#### SHORT TASK
Everything in the listing except the pictures should be written out exactly.

Stored data
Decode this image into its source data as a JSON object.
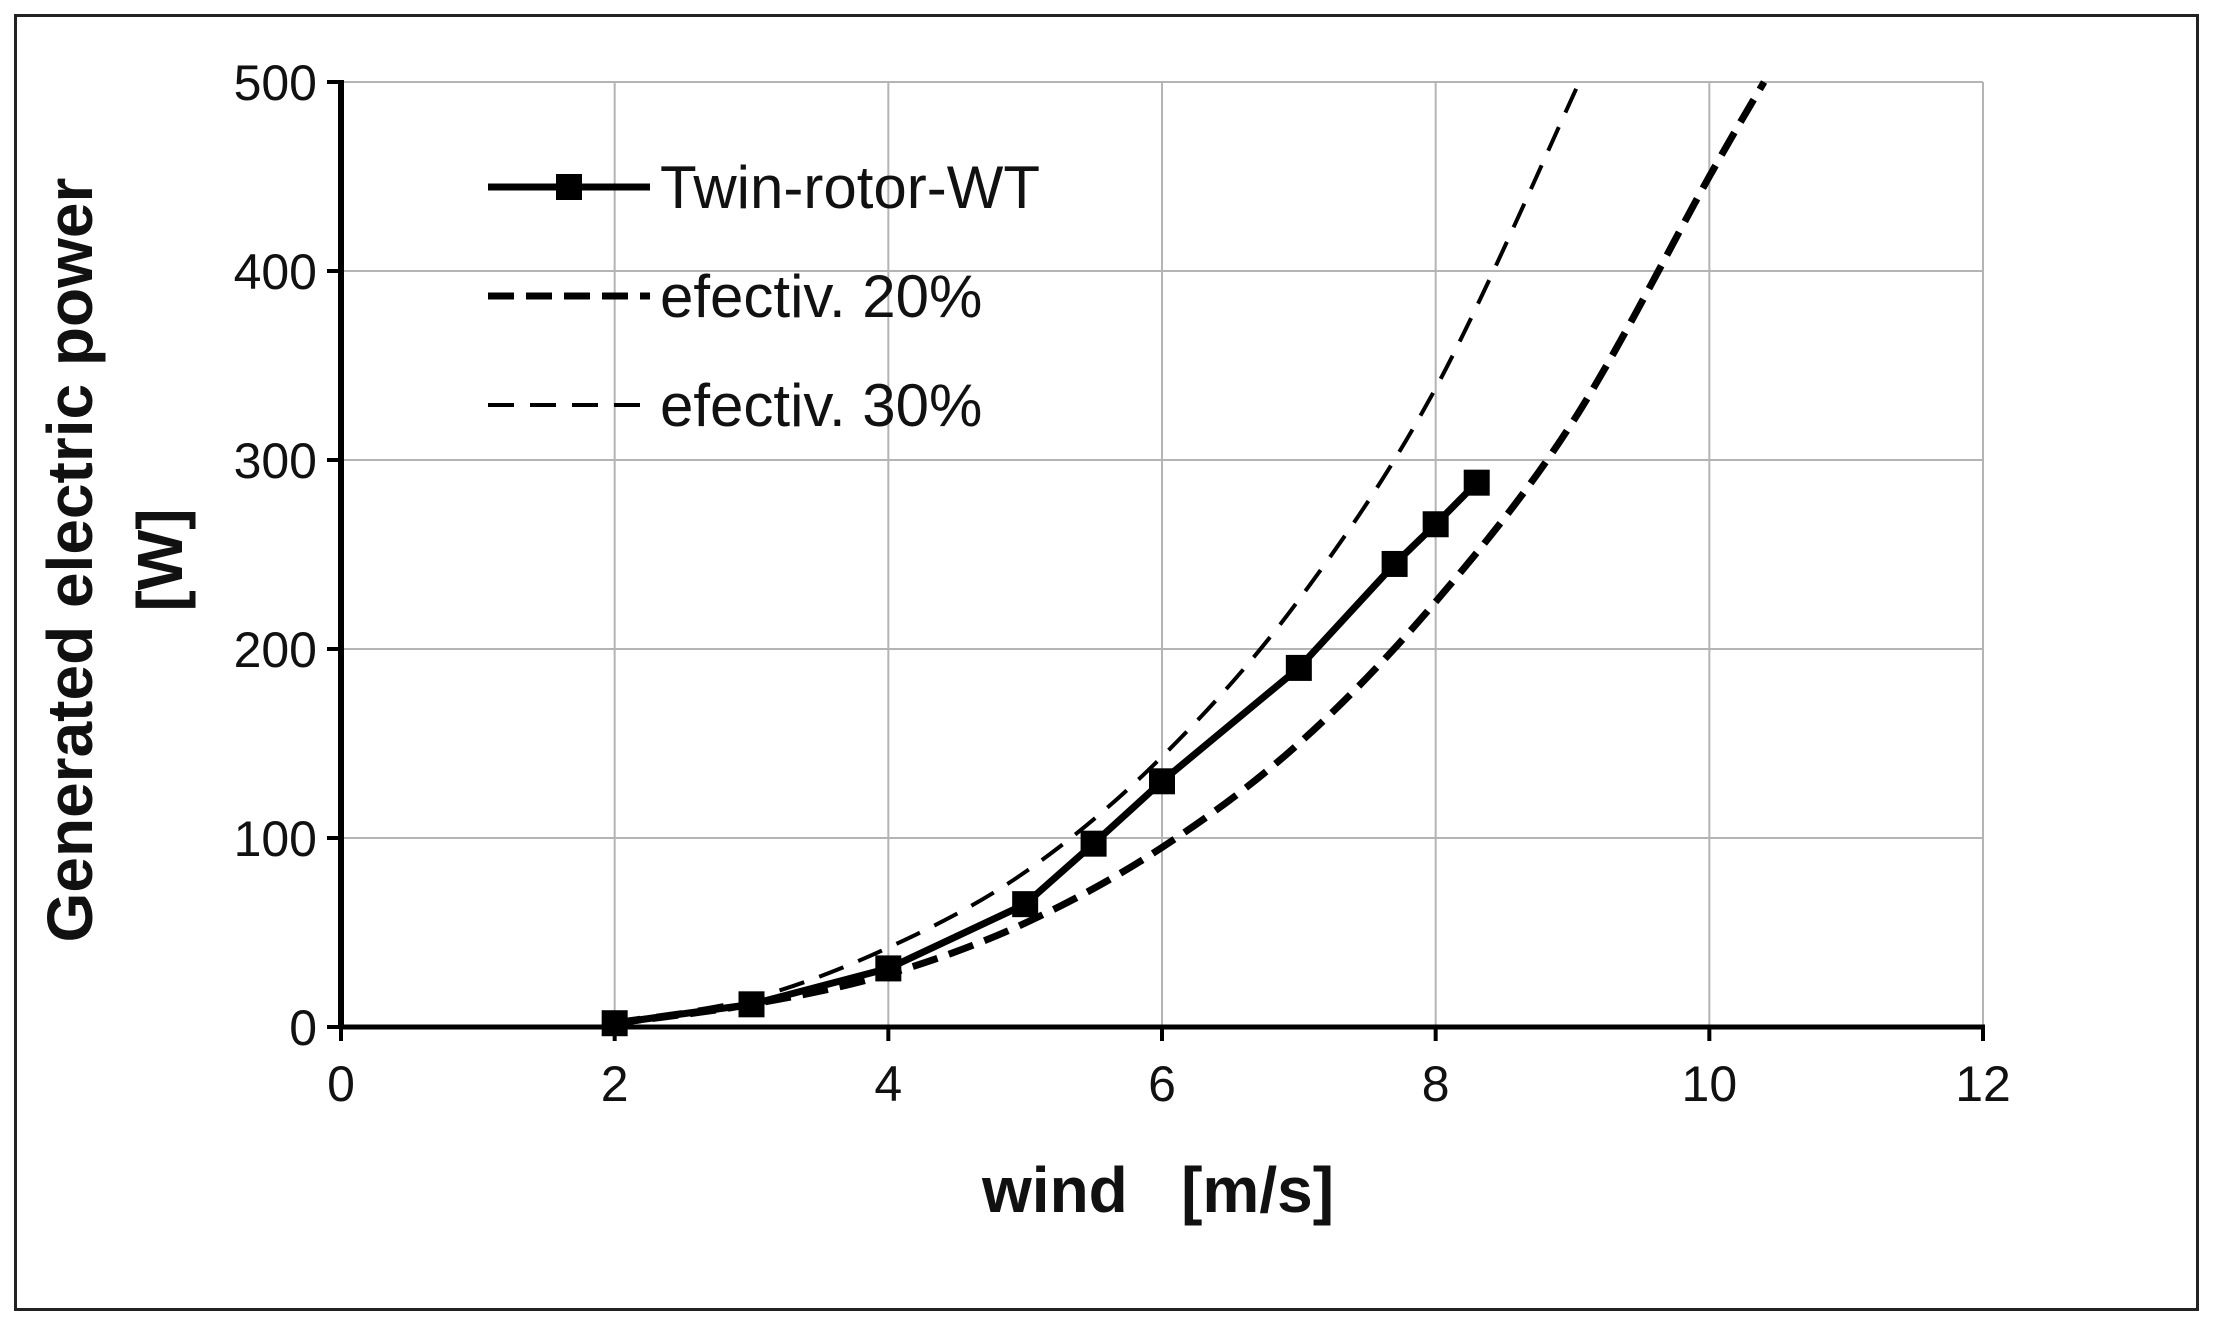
{
  "chart_data": {
    "type": "line",
    "xlabel": "wind   [m/s]",
    "ylabel_lines": [
      "Generated electric power",
      "[W]"
    ],
    "xlim": [
      0,
      12
    ],
    "ylim": [
      0,
      500
    ],
    "xticks": [
      0,
      2,
      4,
      6,
      8,
      10,
      12
    ],
    "yticks": [
      0,
      100,
      200,
      300,
      400,
      500
    ],
    "grid": true,
    "legend_position": "top-left",
    "series": [
      {
        "name": "Twin-rotor-WT",
        "style": "solid-square-markers",
        "color": "#000000",
        "x": [
          2,
          3,
          4,
          5,
          5.5,
          6,
          7,
          7.7,
          8,
          8.3
        ],
        "y": [
          2,
          12,
          31,
          65,
          97,
          130,
          190,
          245,
          266,
          288
        ]
      },
      {
        "name": "efectiv. 20%",
        "style": "thick-dashed",
        "color": "#000000",
        "x": [
          2,
          3,
          4,
          5,
          6,
          7,
          8,
          9,
          10,
          10.4
        ],
        "y": [
          2,
          12,
          28,
          55,
          95,
          150,
          225,
          320,
          450,
          500
        ]
      },
      {
        "name": "efectiv. 30%",
        "style": "thin-dashed",
        "color": "#000000",
        "x": [
          2,
          3,
          4,
          5,
          6,
          7,
          8,
          9.05
        ],
        "y": [
          3,
          15,
          42,
          82,
          143,
          226,
          338,
          500
        ]
      }
    ]
  }
}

#### WORKED ANSWER
Decode this image into its source data as a JSON object.
{
  "chart_data": {
    "type": "line",
    "xlabel": "wind   [m/s]",
    "ylabel_lines": [
      "Generated electric power",
      "[W]"
    ],
    "xlim": [
      0,
      12
    ],
    "ylim": [
      0,
      500
    ],
    "xticks": [
      0,
      2,
      4,
      6,
      8,
      10,
      12
    ],
    "yticks": [
      0,
      100,
      200,
      300,
      400,
      500
    ],
    "grid": true,
    "legend_position": "top-left",
    "series": [
      {
        "name": "Twin-rotor-WT",
        "style": "solid-square-markers",
        "color": "#000000",
        "x": [
          2,
          3,
          4,
          5,
          5.5,
          6,
          7,
          7.7,
          8,
          8.3
        ],
        "y": [
          2,
          12,
          31,
          65,
          97,
          130,
          190,
          245,
          266,
          288
        ]
      },
      {
        "name": "efectiv. 20%",
        "style": "thick-dashed",
        "color": "#000000",
        "x": [
          2,
          3,
          4,
          5,
          6,
          7,
          8,
          9,
          10,
          10.4
        ],
        "y": [
          2,
          12,
          28,
          55,
          95,
          150,
          225,
          320,
          450,
          500
        ]
      },
      {
        "name": "efectiv. 30%",
        "style": "thin-dashed",
        "color": "#000000",
        "x": [
          2,
          3,
          4,
          5,
          6,
          7,
          8,
          9.05
        ],
        "y": [
          3,
          15,
          42,
          82,
          143,
          226,
          338,
          500
        ]
      }
    ]
  }
}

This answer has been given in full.